→ Saved entries:
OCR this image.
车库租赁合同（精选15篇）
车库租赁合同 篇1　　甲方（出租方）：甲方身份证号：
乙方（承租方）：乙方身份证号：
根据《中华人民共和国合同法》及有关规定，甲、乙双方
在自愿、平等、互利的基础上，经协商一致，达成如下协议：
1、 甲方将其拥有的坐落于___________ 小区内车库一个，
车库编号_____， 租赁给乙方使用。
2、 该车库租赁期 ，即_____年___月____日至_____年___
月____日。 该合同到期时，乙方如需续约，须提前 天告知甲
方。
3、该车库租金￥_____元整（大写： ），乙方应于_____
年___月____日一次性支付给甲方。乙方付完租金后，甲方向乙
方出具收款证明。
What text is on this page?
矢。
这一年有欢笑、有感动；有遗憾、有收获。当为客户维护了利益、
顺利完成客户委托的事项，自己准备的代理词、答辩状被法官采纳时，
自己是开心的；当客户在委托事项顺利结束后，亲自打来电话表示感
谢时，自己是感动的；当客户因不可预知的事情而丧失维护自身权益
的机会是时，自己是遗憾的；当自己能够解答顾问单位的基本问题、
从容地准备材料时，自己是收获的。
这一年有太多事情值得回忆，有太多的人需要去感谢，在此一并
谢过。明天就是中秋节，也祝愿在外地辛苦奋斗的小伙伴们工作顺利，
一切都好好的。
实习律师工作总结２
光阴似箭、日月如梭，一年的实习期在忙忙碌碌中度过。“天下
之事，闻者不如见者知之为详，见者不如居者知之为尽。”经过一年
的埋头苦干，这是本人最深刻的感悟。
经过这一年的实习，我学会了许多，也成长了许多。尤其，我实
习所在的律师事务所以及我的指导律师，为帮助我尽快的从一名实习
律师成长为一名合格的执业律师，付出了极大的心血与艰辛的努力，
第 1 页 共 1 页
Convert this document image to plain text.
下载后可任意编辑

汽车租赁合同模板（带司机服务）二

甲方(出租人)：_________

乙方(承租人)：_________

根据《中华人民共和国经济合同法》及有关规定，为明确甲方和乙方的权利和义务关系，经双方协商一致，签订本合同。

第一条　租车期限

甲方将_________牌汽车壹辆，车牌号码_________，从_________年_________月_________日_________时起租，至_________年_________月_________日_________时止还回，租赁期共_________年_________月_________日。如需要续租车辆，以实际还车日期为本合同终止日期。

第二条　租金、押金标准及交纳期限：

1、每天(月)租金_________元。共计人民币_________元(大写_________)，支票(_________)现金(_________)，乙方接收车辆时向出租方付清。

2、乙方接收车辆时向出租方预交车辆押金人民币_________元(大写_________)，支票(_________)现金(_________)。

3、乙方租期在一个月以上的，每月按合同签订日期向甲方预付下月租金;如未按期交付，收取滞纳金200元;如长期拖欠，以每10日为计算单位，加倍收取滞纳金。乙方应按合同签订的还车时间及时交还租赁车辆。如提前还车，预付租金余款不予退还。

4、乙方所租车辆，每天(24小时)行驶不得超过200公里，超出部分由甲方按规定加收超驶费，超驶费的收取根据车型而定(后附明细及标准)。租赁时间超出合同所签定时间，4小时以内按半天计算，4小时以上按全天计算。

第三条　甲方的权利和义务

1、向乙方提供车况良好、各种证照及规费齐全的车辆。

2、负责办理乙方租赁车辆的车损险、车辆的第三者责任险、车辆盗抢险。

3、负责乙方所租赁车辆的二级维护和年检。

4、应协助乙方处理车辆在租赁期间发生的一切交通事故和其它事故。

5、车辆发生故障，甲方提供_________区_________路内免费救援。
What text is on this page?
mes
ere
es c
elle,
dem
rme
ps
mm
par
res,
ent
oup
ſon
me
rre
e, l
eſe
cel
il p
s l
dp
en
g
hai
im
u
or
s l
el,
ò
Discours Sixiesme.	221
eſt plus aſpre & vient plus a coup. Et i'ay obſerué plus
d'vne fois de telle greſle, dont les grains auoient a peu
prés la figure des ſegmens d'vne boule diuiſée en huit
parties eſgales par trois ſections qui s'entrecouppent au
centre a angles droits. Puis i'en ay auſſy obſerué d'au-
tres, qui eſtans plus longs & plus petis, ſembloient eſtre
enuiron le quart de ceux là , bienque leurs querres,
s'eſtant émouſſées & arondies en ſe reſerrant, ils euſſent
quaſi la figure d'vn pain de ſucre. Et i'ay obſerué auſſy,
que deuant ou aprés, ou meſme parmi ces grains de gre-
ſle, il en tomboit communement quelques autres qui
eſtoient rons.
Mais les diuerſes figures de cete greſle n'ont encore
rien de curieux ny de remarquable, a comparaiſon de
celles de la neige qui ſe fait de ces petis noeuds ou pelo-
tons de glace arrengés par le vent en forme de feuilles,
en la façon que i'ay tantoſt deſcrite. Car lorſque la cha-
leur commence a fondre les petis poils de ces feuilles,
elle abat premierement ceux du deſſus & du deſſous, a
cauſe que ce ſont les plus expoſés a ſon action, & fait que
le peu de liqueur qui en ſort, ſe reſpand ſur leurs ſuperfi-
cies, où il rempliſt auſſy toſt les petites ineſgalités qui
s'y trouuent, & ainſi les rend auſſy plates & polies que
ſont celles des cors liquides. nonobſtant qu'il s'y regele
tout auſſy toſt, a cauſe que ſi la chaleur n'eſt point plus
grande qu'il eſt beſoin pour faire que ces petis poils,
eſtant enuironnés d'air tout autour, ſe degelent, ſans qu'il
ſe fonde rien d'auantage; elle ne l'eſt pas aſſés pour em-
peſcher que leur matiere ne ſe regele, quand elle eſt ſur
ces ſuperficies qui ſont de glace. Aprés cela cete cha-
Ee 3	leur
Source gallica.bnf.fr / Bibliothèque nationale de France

→ EXERCISE PROMPT:
Every record above needs to be repeated word for word.

→ EXPECTED ANSWER:
OCR this image.
车库租赁合同（精选15篇）
车库租赁合同 篇1　　甲方（出租方）：甲方身份证号：
乙方（承租方）：乙方身份证号：
根据《中华人民共和国合同法》及有关规定，甲、乙双方
在自愿、平等、互利的基础上，经协商一致，达成如下协议：
1、 甲方将其拥有的坐落于___________ 小区内车库一个，
车库编号_____， 租赁给乙方使用。
2、 该车库租赁期 ，即_____年___月____日至_____年___
月____日。 该合同到期时，乙方如需续约，须提前 天告知甲
方。
3、该车库租金￥_____元整（大写： ），乙方应于_____
年___月____日一次性支付给甲方。乙方付完租金后，甲方向乙
方出具收款证明。
What text is on this page?
矢。
这一年有欢笑、有感动；有遗憾、有收获。当为客户维护了利益、
顺利完成客户委托的事项，自己准备的代理词、答辩状被法官采纳时，
自己是开心的；当客户在委托事项顺利结束后，亲自打来电话表示感
谢时，自己是感动的；当客户因不可预知的事情而丧失维护自身权益
的机会是时，自己是遗憾的；当自己能够解答顾问单位的基本问题、
从容地准备材料时，自己是收获的。
这一年有太多事情值得回忆，有太多的人需要去感谢，在此一并
谢过。明天就是中秋节，也祝愿在外地辛苦奋斗的小伙伴们工作顺利，
一切都好好的。
实习律师工作总结２
光阴似箭、日月如梭，一年的实习期在忙忙碌碌中度过。“天下
之事，闻者不如见者知之为详，见者不如居者知之为尽。”经过一年
的埋头苦干，这是本人最深刻的感悟。
经过这一年的实习，我学会了许多，也成长了许多。尤其，我实
习所在的律师事务所以及我的指导律师，为帮助我尽快的从一名实习
律师成长为一名合格的执业律师，付出了极大的心血与艰辛的努力，
第 1 页 共 1 页
Convert this document image to plain text.
下载后可任意编辑

汽车租赁合同模板（带司机服务）二

甲方(出租人)：_________

乙方(承租人)：_________

根据《中华人民共和国经济合同法》及有关规定，为明确甲方和乙方的权利和义务关系，经双方协商一致，签订本合同。

第一条　租车期限

甲方将_________牌汽车壹辆，车牌号码_________，从_________年_________月_________日_________时起租，至_________年_________月_________日_________时止还回，租赁期共_________年_________月_________日。如需要续租车辆，以实际还车日期为本合同终止日期。

第二条　租金、押金标准及交纳期限：

1、每天(月)租金_________元。共计人民币_________元(大写_________)，支票(_________)现金(_________)，乙方接收车辆时向出租方付清。

2、乙方接收车辆时向出租方预交车辆押金人民币_________元(大写_________)，支票(_________)现金(_________)。

3、乙方租期在一个月以上的，每月按合同签订日期向甲方预付下月租金;如未按期交付，收取滞纳金200元;如长期拖欠，以每10日为计算单位，加倍收取滞纳金。乙方应按合同签订的还车时间及时交还租赁车辆。如提前还车，预付租金余款不予退还。

4、乙方所租车辆，每天(24小时)行驶不得超过200公里，超出部分由甲方按规定加收超驶费，超驶费的收取根据车型而定(后附明细及标准)。租赁时间超出合同所签定时间，4小时以内按半天计算，4小时以上按全天计算。

第三条　甲方的权利和义务

1、向乙方提供车况良好、各种证照及规费齐全的车辆。

2、负责办理乙方租赁车辆的车损险、车辆的第三者责任险、车辆盗抢险。

3、负责乙方所租赁车辆的二级维护和年检。

4、应协助乙方处理车辆在租赁期间发生的一切交通事故和其它事故。

5、车辆发生故障，甲方提供_________区_________路内免费救援。
What text is on this page?
mes
ere
es c
elle,
dem
rme
ps
mm
par
res,
ent
oup
ſon
me
rre
e, l
eſe
cel
il p
s l
dp
en
g
hai
im
u
or
s l
el,
ò
Discours Sixiesme.	221
eſt plus aſpre & vient plus a coup. Et i'ay obſerué plus
d'vne fois de telle greſle, dont les grains auoient a peu
prés la figure des ſegmens d'vne boule diuiſée en huit
parties eſgales par trois ſections qui s'entrecouppent au
centre a angles droits. Puis i'en ay auſſy obſerué d'au-
tres, qui eſtans plus longs & plus petis, ſembloient eſtre
enuiron le quart de ceux là , bienque leurs querres,
s'eſtant émouſſées & arondies en ſe reſerrant, ils euſſent
quaſi la figure d'vn pain de ſucre. Et i'ay obſerué auſſy,
que deuant ou aprés, ou meſme parmi ces grains de gre-
ſle, il en tomboit communement quelques autres qui
eſtoient rons.
Mais les diuerſes figures de cete greſle n'ont encore
rien de curieux ny de remarquable, a comparaiſon de
celles de la neige qui ſe fait de ces petis noeuds ou pelo-
tons de glace arrengés par le vent en forme de feuilles,
en la façon que i'ay tantoſt deſcrite. Car lorſque la cha-
leur commence a fondre les petis poils de ces feuilles,
elle abat premierement ceux du deſſus & du deſſous, a
cauſe que ce ſont les plus expoſés a ſon action, & fait que
le peu de liqueur qui en ſort, ſe reſpand ſur leurs ſuperfi-
cies, où il rempliſt auſſy toſt les petites ineſgalités qui
s'y trouuent, & ainſi les rend auſſy plates & polies que
ſont celles des cors liquides. nonobſtant qu'il s'y regele
tout auſſy toſt, a cauſe que ſi la chaleur n'eſt point plus
grande qu'il eſt beſoin pour faire que ces petis poils,
eſtant enuironnés d'air tout autour, ſe degelent, ſans qu'il
ſe fonde rien d'auantage; elle ne l'eſt pas aſſés pour em-
peſcher que leur matiere ne ſe regele, quand elle eſt ſur
ces ſuperficies qui ſont de glace. Aprés cela cete cha-
Ee 3	leur
Source gallica.bnf.fr / Bibliothèque nationale de France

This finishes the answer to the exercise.